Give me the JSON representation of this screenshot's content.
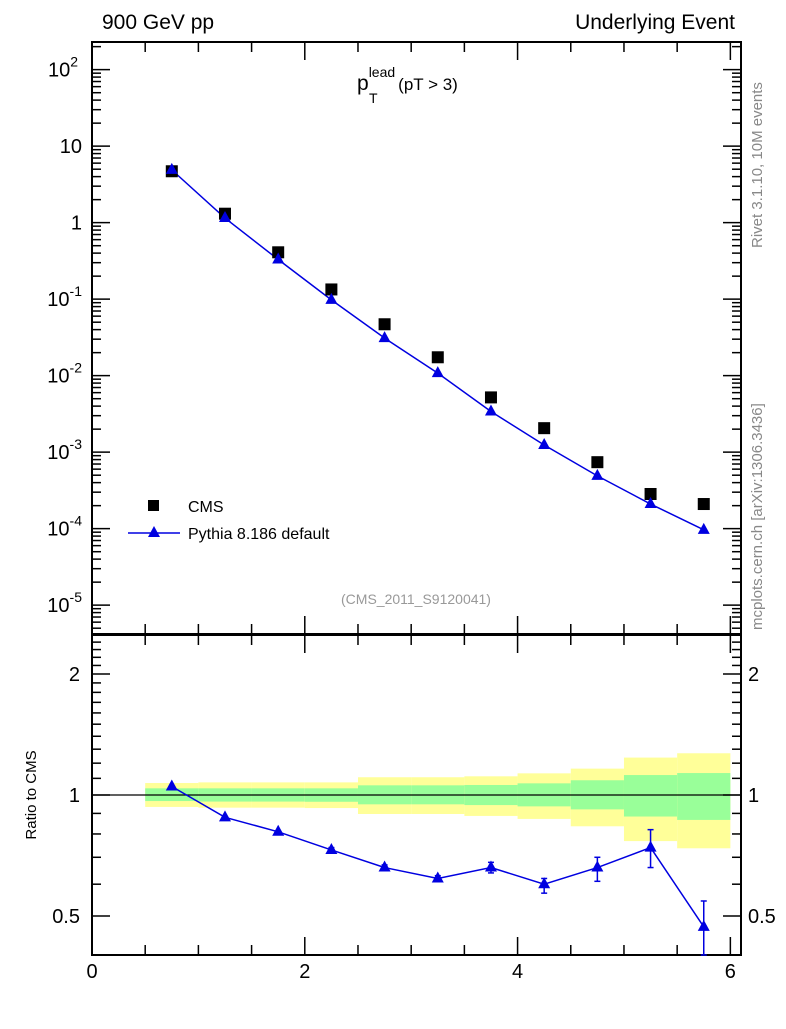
{
  "header": {
    "left": "900 GeV pp",
    "right": "Underlying Event"
  },
  "side_labels": {
    "rivet": "Rivet 3.1.10,  10M events",
    "mcplots": "mcplots.cern.ch [arXiv:1306.3436]"
  },
  "colors": {
    "mc": "#0000e0",
    "data": "#000000",
    "band_yellow": "#ffff99",
    "band_green": "#99ff99",
    "watermark": "#999999"
  },
  "chart_data": [
    {
      "type": "scatter",
      "title_main": "p",
      "title_sup": "lead",
      "title_sub": "T",
      "title_rest": "(pT >  3)",
      "watermark": "(CMS_2011_S9120041)",
      "yscale": "log",
      "xlim": [
        0,
        6.1
      ],
      "ylim": [
        4.2e-06,
        230
      ],
      "ytick_values": [
        1e-05,
        0.0001,
        0.001,
        0.01,
        0.1,
        1,
        10,
        100
      ],
      "ytick_labels": [
        [
          "10",
          "-5"
        ],
        [
          "10",
          "-4"
        ],
        [
          "10",
          "-3"
        ],
        [
          "10",
          "-2"
        ],
        [
          "10",
          "-1"
        ],
        [
          "1",
          ""
        ],
        [
          "10",
          ""
        ],
        [
          "10",
          "2"
        ]
      ],
      "legend_position": "bottom-left",
      "series": [
        {
          "name": "CMS",
          "marker": "square",
          "x": [
            0.75,
            1.25,
            1.75,
            2.25,
            2.75,
            3.25,
            3.75,
            4.25,
            4.75,
            5.25,
            5.75
          ],
          "y": [
            4.7,
            1.31,
            0.41,
            0.134,
            0.047,
            0.0174,
            0.0052,
            0.00206,
            0.00074,
            0.000284,
            0.00021
          ]
        },
        {
          "name": "Pythia 8.186 default",
          "marker": "triangle",
          "line": true,
          "x": [
            0.75,
            1.25,
            1.75,
            2.25,
            2.75,
            3.25,
            3.75,
            4.25,
            4.75,
            5.25,
            5.75
          ],
          "y": [
            4.9,
            1.15,
            0.33,
            0.098,
            0.031,
            0.0108,
            0.0034,
            0.00124,
            0.00049,
            0.00021,
            9.66e-05
          ]
        }
      ]
    },
    {
      "type": "line",
      "ylabel": "Ratio to CMS",
      "yscale": "log",
      "xlim": [
        0,
        6.1
      ],
      "ylim": [
        0.4,
        2.5
      ],
      "xtick_values": [
        0,
        2,
        4,
        6
      ],
      "xtick_labels": [
        "0",
        "2",
        "4",
        "6"
      ],
      "ytick_values": [
        0.5,
        1,
        2
      ],
      "ytick_labels": [
        "0.5",
        "1",
        "2"
      ],
      "bands": {
        "edges": [
          0.5,
          1,
          1.5,
          2,
          2.5,
          3,
          3.5,
          4,
          4.5,
          5,
          5.5,
          6
        ],
        "yellow_hi": [
          1.071,
          1.075,
          1.075,
          1.075,
          1.107,
          1.107,
          1.113,
          1.132,
          1.163,
          1.239,
          1.27
        ],
        "yellow_lo": [
          0.934,
          0.93,
          0.93,
          0.928,
          0.897,
          0.897,
          0.887,
          0.872,
          0.836,
          0.768,
          0.737
        ],
        "green_hi": [
          1.039,
          1.039,
          1.039,
          1.039,
          1.057,
          1.057,
          1.059,
          1.069,
          1.088,
          1.121,
          1.134
        ],
        "green_lo": [
          0.966,
          0.963,
          0.963,
          0.962,
          0.948,
          0.948,
          0.944,
          0.937,
          0.921,
          0.884,
          0.867
        ]
      },
      "series": [
        {
          "name": "Pythia 8.186 default / CMS",
          "x": [
            0.75,
            1.25,
            1.75,
            2.25,
            2.75,
            3.25,
            3.75,
            4.25,
            4.75,
            5.25,
            5.75
          ],
          "y": [
            1.05,
            0.88,
            0.81,
            0.73,
            0.66,
            0.62,
            0.66,
            0.6,
            0.66,
            0.74,
            0.47
          ],
          "err_hi": [
            1.05,
            0.88,
            0.81,
            0.74,
            0.67,
            0.63,
            0.68,
            0.62,
            0.7,
            0.82,
            0.545
          ],
          "err_lo": [
            1.05,
            0.88,
            0.81,
            0.72,
            0.65,
            0.61,
            0.64,
            0.57,
            0.61,
            0.66,
            0.4
          ]
        }
      ]
    }
  ]
}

• **To do**: Transcribe the records above verbatim. Do not carry over any picture.

• **Result of the task**:
Give me the JSON representation of this screenshot's content.
{
  "header": {
    "left": "900 GeV pp",
    "right": "Underlying Event"
  },
  "side_labels": {
    "rivet": "Rivet 3.1.10,  10M events",
    "mcplots": "mcplots.cern.ch [arXiv:1306.3436]"
  },
  "colors": {
    "mc": "#0000e0",
    "data": "#000000",
    "band_yellow": "#ffff99",
    "band_green": "#99ff99",
    "watermark": "#999999"
  },
  "chart_data": [
    {
      "type": "scatter",
      "title_main": "p",
      "title_sup": "lead",
      "title_sub": "T",
      "title_rest": "(pT >  3)",
      "watermark": "(CMS_2011_S9120041)",
      "yscale": "log",
      "xlim": [
        0,
        6.1
      ],
      "ylim": [
        4.2e-06,
        230
      ],
      "ytick_values": [
        1e-05,
        0.0001,
        0.001,
        0.01,
        0.1,
        1,
        10,
        100
      ],
      "ytick_labels": [
        [
          "10",
          "-5"
        ],
        [
          "10",
          "-4"
        ],
        [
          "10",
          "-3"
        ],
        [
          "10",
          "-2"
        ],
        [
          "10",
          "-1"
        ],
        [
          "1",
          ""
        ],
        [
          "10",
          ""
        ],
        [
          "10",
          "2"
        ]
      ],
      "legend_position": "bottom-left",
      "series": [
        {
          "name": "CMS",
          "marker": "square",
          "x": [
            0.75,
            1.25,
            1.75,
            2.25,
            2.75,
            3.25,
            3.75,
            4.25,
            4.75,
            5.25,
            5.75
          ],
          "y": [
            4.7,
            1.31,
            0.41,
            0.134,
            0.047,
            0.0174,
            0.0052,
            0.00206,
            0.00074,
            0.000284,
            0.00021
          ]
        },
        {
          "name": "Pythia 8.186 default",
          "marker": "triangle",
          "line": true,
          "x": [
            0.75,
            1.25,
            1.75,
            2.25,
            2.75,
            3.25,
            3.75,
            4.25,
            4.75,
            5.25,
            5.75
          ],
          "y": [
            4.9,
            1.15,
            0.33,
            0.098,
            0.031,
            0.0108,
            0.0034,
            0.00124,
            0.00049,
            0.00021,
            9.66e-05
          ]
        }
      ]
    },
    {
      "type": "line",
      "ylabel": "Ratio to CMS",
      "yscale": "log",
      "xlim": [
        0,
        6.1
      ],
      "ylim": [
        0.4,
        2.5
      ],
      "xtick_values": [
        0,
        2,
        4,
        6
      ],
      "xtick_labels": [
        "0",
        "2",
        "4",
        "6"
      ],
      "ytick_values": [
        0.5,
        1,
        2
      ],
      "ytick_labels": [
        "0.5",
        "1",
        "2"
      ],
      "bands": {
        "edges": [
          0.5,
          1,
          1.5,
          2,
          2.5,
          3,
          3.5,
          4,
          4.5,
          5,
          5.5,
          6
        ],
        "yellow_hi": [
          1.071,
          1.075,
          1.075,
          1.075,
          1.107,
          1.107,
          1.113,
          1.132,
          1.163,
          1.239,
          1.27
        ],
        "yellow_lo": [
          0.934,
          0.93,
          0.93,
          0.928,
          0.897,
          0.897,
          0.887,
          0.872,
          0.836,
          0.768,
          0.737
        ],
        "green_hi": [
          1.039,
          1.039,
          1.039,
          1.039,
          1.057,
          1.057,
          1.059,
          1.069,
          1.088,
          1.121,
          1.134
        ],
        "green_lo": [
          0.966,
          0.963,
          0.963,
          0.962,
          0.948,
          0.948,
          0.944,
          0.937,
          0.921,
          0.884,
          0.867
        ]
      },
      "series": [
        {
          "name": "Pythia 8.186 default / CMS",
          "x": [
            0.75,
            1.25,
            1.75,
            2.25,
            2.75,
            3.25,
            3.75,
            4.25,
            4.75,
            5.25,
            5.75
          ],
          "y": [
            1.05,
            0.88,
            0.81,
            0.73,
            0.66,
            0.62,
            0.66,
            0.6,
            0.66,
            0.74,
            0.47
          ],
          "err_hi": [
            1.05,
            0.88,
            0.81,
            0.74,
            0.67,
            0.63,
            0.68,
            0.62,
            0.7,
            0.82,
            0.545
          ],
          "err_lo": [
            1.05,
            0.88,
            0.81,
            0.72,
            0.65,
            0.61,
            0.64,
            0.57,
            0.61,
            0.66,
            0.4
          ]
        }
      ]
    }
  ]
}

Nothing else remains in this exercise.